Go through the entries one line at a time, and gather every line that has the word "from".
BEGIN ENTRIES SHOWN
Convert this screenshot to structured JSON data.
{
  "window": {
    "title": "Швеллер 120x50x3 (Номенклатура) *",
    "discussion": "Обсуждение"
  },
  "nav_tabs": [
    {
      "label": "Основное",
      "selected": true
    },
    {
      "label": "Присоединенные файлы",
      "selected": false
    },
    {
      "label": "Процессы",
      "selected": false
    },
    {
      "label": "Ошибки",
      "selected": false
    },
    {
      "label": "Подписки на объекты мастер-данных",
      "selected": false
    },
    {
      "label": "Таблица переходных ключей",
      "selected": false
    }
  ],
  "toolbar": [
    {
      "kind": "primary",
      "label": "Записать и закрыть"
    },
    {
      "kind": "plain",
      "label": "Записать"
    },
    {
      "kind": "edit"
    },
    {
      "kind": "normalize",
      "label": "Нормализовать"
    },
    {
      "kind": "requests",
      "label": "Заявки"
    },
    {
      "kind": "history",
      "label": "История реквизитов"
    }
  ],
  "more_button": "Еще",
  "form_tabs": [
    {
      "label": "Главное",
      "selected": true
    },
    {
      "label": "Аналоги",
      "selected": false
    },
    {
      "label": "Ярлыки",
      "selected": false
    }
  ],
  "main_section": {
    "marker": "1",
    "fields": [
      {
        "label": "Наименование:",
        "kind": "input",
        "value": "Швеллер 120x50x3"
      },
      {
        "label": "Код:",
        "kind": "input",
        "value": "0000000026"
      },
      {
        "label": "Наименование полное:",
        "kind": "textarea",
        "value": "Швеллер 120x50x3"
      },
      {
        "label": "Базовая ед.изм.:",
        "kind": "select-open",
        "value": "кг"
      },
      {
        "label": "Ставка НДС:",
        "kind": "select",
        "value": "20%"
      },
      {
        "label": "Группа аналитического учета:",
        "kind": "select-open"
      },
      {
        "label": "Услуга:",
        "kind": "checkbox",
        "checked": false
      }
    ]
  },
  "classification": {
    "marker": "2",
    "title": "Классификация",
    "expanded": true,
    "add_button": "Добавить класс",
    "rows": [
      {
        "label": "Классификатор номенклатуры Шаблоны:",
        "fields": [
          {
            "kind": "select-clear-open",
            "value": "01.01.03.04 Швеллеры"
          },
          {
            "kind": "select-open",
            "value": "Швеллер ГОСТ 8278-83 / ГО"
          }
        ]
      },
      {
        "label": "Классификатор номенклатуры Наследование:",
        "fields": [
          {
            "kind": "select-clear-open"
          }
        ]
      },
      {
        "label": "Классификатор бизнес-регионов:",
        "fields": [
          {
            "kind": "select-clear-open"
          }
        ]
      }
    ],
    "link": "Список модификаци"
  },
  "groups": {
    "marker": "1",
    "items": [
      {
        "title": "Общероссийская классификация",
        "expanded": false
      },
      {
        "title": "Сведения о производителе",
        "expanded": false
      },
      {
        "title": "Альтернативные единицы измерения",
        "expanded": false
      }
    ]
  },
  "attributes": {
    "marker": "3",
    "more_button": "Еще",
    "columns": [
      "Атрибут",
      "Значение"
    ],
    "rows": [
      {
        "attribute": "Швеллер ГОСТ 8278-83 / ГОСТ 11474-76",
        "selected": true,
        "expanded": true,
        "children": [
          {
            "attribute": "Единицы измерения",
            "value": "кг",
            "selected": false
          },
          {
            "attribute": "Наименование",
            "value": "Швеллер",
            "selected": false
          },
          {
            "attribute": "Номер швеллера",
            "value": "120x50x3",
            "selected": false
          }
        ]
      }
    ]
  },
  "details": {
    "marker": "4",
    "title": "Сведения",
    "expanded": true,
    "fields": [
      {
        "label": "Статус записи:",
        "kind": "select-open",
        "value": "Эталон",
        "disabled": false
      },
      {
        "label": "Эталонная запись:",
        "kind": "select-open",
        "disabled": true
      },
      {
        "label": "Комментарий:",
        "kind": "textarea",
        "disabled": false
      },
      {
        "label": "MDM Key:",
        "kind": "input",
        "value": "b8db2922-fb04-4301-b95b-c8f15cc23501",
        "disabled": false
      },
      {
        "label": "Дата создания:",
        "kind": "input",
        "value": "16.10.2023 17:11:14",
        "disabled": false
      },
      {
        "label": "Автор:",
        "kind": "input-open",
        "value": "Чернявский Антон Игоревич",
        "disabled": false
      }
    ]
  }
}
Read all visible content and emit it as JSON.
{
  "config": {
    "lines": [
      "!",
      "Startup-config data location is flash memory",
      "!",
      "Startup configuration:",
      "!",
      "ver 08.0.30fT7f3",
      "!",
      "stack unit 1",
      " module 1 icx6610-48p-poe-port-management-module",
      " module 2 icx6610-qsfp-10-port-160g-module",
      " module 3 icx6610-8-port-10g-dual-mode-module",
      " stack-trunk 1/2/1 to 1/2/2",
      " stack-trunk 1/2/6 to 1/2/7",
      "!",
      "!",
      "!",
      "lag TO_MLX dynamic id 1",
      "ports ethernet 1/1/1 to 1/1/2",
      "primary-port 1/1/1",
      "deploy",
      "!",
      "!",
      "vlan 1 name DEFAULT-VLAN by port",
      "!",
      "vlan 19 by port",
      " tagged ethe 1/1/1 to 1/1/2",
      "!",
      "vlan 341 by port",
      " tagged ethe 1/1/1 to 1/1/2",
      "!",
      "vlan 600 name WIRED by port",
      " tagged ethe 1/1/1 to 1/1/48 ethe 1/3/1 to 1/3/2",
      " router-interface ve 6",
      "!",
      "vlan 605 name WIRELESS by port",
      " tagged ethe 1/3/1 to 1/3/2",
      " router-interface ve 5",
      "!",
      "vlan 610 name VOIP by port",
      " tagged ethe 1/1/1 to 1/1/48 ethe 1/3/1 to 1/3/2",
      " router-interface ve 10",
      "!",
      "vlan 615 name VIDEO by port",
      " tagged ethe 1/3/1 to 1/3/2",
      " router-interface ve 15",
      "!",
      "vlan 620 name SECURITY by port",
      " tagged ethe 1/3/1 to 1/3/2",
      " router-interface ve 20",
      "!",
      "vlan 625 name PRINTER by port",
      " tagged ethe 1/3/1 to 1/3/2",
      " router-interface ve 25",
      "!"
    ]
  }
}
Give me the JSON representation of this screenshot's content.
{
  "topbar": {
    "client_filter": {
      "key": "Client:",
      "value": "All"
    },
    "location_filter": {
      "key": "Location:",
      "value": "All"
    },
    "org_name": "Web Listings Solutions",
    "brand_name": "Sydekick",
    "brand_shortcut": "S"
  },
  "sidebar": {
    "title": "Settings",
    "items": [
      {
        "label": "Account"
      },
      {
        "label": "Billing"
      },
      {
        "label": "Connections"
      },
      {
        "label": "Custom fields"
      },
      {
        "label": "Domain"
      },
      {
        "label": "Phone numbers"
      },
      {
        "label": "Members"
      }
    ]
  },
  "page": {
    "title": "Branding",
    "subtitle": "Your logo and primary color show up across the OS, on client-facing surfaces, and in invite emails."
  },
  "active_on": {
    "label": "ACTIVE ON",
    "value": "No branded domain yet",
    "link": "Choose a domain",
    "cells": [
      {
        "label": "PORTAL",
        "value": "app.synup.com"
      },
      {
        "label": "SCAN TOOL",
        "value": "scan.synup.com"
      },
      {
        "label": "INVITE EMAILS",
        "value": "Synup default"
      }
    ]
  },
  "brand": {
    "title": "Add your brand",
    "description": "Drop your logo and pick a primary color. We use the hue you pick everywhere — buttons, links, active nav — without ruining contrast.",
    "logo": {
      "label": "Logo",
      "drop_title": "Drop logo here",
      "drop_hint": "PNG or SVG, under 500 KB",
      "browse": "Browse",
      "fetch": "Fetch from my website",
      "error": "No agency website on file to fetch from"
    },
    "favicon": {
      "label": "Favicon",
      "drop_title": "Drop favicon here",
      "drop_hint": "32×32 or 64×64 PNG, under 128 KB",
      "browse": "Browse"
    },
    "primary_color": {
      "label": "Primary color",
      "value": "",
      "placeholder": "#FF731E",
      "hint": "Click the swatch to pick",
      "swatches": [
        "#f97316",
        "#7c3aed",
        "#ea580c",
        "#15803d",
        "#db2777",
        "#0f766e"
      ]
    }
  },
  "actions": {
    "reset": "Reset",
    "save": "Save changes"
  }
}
END ENTRIES SHOWN
### RESPONSE FOR THIS EXERCISE
      "fetch": "Fetch from my website",
      "error": "No agency website on file to fetch from"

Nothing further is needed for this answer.